REQUIRED WORK:
Below is a block of records; repeat each one exactly.
──────── ENTRIES PROVIDED
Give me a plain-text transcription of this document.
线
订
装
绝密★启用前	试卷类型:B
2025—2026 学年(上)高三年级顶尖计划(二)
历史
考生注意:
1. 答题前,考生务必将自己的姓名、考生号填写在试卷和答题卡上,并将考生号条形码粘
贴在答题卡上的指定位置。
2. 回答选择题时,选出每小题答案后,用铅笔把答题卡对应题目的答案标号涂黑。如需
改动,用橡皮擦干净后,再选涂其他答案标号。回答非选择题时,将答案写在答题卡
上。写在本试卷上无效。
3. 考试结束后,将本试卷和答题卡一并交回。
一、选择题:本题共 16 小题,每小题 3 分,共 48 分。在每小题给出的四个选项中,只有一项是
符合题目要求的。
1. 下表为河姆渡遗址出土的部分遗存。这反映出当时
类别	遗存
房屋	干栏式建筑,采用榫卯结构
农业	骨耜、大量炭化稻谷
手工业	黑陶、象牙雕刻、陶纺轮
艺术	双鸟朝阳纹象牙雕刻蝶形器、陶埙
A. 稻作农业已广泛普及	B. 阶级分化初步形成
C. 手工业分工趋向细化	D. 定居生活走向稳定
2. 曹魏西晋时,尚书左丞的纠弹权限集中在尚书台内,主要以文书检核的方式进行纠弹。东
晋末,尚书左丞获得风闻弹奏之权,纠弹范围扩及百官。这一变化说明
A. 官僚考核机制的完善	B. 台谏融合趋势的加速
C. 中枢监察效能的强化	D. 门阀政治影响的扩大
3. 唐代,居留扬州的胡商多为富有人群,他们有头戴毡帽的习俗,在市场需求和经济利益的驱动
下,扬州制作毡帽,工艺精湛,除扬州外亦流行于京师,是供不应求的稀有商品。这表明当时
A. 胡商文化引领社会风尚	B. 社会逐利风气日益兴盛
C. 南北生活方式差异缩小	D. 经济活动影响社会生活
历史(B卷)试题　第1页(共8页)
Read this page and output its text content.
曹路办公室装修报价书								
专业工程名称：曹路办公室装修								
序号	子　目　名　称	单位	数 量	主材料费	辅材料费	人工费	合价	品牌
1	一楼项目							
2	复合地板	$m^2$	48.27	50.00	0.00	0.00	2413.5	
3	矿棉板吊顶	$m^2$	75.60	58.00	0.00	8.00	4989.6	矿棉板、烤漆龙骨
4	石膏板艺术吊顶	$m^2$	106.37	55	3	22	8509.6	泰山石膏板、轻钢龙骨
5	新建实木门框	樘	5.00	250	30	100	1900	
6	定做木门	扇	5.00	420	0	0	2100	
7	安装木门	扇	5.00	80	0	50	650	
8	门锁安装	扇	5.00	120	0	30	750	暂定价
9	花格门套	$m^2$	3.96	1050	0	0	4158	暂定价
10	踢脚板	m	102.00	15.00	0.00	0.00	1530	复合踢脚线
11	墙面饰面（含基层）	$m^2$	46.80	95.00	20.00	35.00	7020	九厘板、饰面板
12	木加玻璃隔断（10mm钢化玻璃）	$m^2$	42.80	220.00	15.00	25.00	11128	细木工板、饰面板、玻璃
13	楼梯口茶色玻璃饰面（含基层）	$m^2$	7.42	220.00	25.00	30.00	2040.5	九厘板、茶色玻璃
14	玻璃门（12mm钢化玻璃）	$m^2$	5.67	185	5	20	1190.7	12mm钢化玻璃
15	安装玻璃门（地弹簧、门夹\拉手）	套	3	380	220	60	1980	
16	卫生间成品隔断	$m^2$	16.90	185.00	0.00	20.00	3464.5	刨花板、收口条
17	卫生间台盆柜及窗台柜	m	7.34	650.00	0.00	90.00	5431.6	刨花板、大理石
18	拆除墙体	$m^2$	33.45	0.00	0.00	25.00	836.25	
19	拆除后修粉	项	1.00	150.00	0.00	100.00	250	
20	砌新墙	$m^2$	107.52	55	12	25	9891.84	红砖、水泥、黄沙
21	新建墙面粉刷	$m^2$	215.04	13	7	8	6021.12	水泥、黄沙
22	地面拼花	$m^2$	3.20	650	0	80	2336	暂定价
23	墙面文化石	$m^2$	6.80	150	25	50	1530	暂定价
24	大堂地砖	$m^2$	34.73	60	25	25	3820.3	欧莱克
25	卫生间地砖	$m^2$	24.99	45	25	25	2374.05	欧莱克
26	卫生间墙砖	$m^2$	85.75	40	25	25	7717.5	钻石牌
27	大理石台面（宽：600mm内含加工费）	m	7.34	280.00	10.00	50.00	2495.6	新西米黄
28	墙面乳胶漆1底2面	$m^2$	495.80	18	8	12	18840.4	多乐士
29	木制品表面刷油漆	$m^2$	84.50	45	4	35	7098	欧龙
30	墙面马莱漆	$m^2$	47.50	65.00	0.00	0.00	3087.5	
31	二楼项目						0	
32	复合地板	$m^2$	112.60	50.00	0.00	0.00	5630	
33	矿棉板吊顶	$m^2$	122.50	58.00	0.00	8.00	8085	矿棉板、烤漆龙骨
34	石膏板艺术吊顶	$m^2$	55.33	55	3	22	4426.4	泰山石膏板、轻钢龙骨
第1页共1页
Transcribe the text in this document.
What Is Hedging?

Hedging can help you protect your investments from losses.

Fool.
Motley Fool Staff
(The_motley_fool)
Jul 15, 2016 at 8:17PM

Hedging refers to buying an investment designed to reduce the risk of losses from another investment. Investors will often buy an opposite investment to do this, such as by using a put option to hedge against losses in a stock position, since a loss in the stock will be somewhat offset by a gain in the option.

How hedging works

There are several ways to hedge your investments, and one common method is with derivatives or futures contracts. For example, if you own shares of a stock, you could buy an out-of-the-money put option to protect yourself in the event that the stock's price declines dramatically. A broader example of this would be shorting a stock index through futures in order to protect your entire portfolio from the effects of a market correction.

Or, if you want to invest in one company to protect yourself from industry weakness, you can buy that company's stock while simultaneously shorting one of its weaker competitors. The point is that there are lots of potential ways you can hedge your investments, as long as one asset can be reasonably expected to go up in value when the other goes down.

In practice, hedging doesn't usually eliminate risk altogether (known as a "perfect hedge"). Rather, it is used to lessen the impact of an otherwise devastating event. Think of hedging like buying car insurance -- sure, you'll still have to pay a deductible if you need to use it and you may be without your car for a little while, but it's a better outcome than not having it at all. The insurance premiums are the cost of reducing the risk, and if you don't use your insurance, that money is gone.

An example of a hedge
────────────────
RESPONSE TO THIS EXERCISE:
Give me a plain-text transcription of this document.
线
订
装
绝密★启用前	试卷类型:B
2025—2026 学年(上)高三年级顶尖计划(二)
历史
考生注意:
1. 答题前,考生务必将自己的姓名、考生号填写在试卷和答题卡上,并将考生号条形码粘
贴在答题卡上的指定位置。
2. 回答选择题时,选出每小题答案后,用铅笔把答题卡对应题目的答案标号涂黑。如需
改动,用橡皮擦干净后,再选涂其他答案标号。回答非选择题时,将答案写在答题卡
上。写在本试卷上无效。
3. 考试结束后,将本试卷和答题卡一并交回。
一、选择题:本题共 16 小题,每小题 3 分,共 48 分。在每小题给出的四个选项中,只有一项是
符合题目要求的。
1. 下表为河姆渡遗址出土的部分遗存。这反映出当时
类别	遗存
房屋	干栏式建筑,采用榫卯结构
农业	骨耜、大量炭化稻谷
手工业	黑陶、象牙雕刻、陶纺轮
艺术	双鸟朝阳纹象牙雕刻蝶形器、陶埙
A. 稻作农业已广泛普及	B. 阶级分化初步形成
C. 手工业分工趋向细化	D. 定居生活走向稳定
2. 曹魏西晋时,尚书左丞的纠弹权限集中在尚书台内,主要以文书检核的方式进行纠弹。东
晋末,尚书左丞获得风闻弹奏之权,纠弹范围扩及百官。这一变化说明
A. 官僚考核机制的完善	B. 台谏融合趋势的加速
C. 中枢监察效能的强化	D. 门阀政治影响的扩大
3. 唐代,居留扬州的胡商多为富有人群,他们有头戴毡帽的习俗,在市场需求和经济利益的驱动
下,扬州制作毡帽,工艺精湛,除扬州外亦流行于京师,是供不应求的稀有商品。这表明当时
A. 胡商文化引领社会风尚	B. 社会逐利风气日益兴盛
C. 南北生活方式差异缩小	D. 经济活动影响社会生活
历史(B卷)试题　第1页(共8页)
Read this page and output its text content.
曹路办公室装修报价书								
专业工程名称：曹路办公室装修								
序号	子　目　名　称	单位	数 量	主材料费	辅材料费	人工费	合价	品牌
1	一楼项目							
2	复合地板	$m^2$	48.27	50.00	0.00	0.00	2413.5	
3	矿棉板吊顶	$m^2$	75.60	58.00	0.00	8.00	4989.6	矿棉板、烤漆龙骨
4	石膏板艺术吊顶	$m^2$	106.37	55	3	22	8509.6	泰山石膏板、轻钢龙骨
5	新建实木门框	樘	5.00	250	30	100	1900	
6	定做木门	扇	5.00	420	0	0	2100	
7	安装木门	扇	5.00	80	0	50	650	
8	门锁安装	扇	5.00	120	0	30	750	暂定价
9	花格门套	$m^2$	3.96	1050	0	0	4158	暂定价
10	踢脚板	m	102.00	15.00	0.00	0.00	1530	复合踢脚线
11	墙面饰面（含基层）	$m^2$	46.80	95.00	20.00	35.00	7020	九厘板、饰面板
12	木加玻璃隔断（10mm钢化玻璃）	$m^2$	42.80	220.00	15.00	25.00	11128	细木工板、饰面板、玻璃
13	楼梯口茶色玻璃饰面（含基层）	$m^2$	7.42	220.00	25.00	30.00	2040.5	九厘板、茶色玻璃
14	玻璃门（12mm钢化玻璃）	$m^2$	5.67	185	5	20	1190.7	12mm钢化玻璃
15	安装玻璃门（地弹簧、门夹\拉手）	套	3	380	220	60	1980	
16	卫生间成品隔断	$m^2$	16.90	185.00	0.00	20.00	3464.5	刨花板、收口条
17	卫生间台盆柜及窗台柜	m	7.34	650.00	0.00	90.00	5431.6	刨花板、大理石
18	拆除墙体	$m^2$	33.45	0.00	0.00	25.00	836.25	
19	拆除后修粉	项	1.00	150.00	0.00	100.00	250	
20	砌新墙	$m^2$	107.52	55	12	25	9891.84	红砖、水泥、黄沙
21	新建墙面粉刷	$m^2$	215.04	13	7	8	6021.12	水泥、黄沙
22	地面拼花	$m^2$	3.20	650	0	80	2336	暂定价
23	墙面文化石	$m^2$	6.80	150	25	50	1530	暂定价
24	大堂地砖	$m^2$	34.73	60	25	25	3820.3	欧莱克
25	卫生间地砖	$m^2$	24.99	45	25	25	2374.05	欧莱克
26	卫生间墙砖	$m^2$	85.75	40	25	25	7717.5	钻石牌
27	大理石台面（宽：600mm内含加工费）	m	7.34	280.00	10.00	50.00	2495.6	新西米黄
28	墙面乳胶漆1底2面	$m^2$	495.80	18	8	12	18840.4	多乐士
29	木制品表面刷油漆	$m^2$	84.50	45	4	35	7098	欧龙
30	墙面马莱漆	$m^2$	47.50	65.00	0.00	0.00	3087.5	
31	二楼项目						0	
32	复合地板	$m^2$	112.60	50.00	0.00	0.00	5630	
33	矿棉板吊顶	$m^2$	122.50	58.00	0.00	8.00	8085	矿棉板、烤漆龙骨
34	石膏板艺术吊顶	$m^2$	55.33	55	3	22	4426.4	泰山石膏板、轻钢龙骨
第1页共1页
Transcribe the text in this document.
What Is Hedging?

Hedging can help you protect your investments from losses.

Fool.
Motley Fool Staff
(The_motley_fool)
Jul 15, 2016 at 8:17PM

Hedging refers to buying an investment designed to reduce the risk of losses from another investment. Investors will often buy an opposite investment to do this, such as by using a put option to hedge against losses in a stock position, since a loss in the stock will be somewhat offset by a gain in the option.

How hedging works

There are several ways to hedge your investments, and one common method is with derivatives or futures contracts. For example, if you own shares of a stock, you could buy an out-of-the-money put option to protect yourself in the event that the stock's price declines dramatically. A broader example of this would be shorting a stock index through futures in order to protect your entire portfolio from the effects of a market correction.

Or, if you want to invest in one company to protect yourself from industry weakness, you can buy that company's stock while simultaneously shorting one of its weaker competitors. The point is that there are lots of potential ways you can hedge your investments, as long as one asset can be reasonably expected to go up in value when the other goes down.

In practice, hedging doesn't usually eliminate risk altogether (known as a "perfect hedge"). Rather, it is used to lessen the impact of an otherwise devastating event. Think of hedging like buying car insurance -- sure, you'll still have to pay a deductible if you need to use it and you may be without your car for a little while, but it's a better outcome than not having it at all. The insurance premiums are the cost of reducing the risk, and if you don't use your insurance, that money is gone.

An example of a hedge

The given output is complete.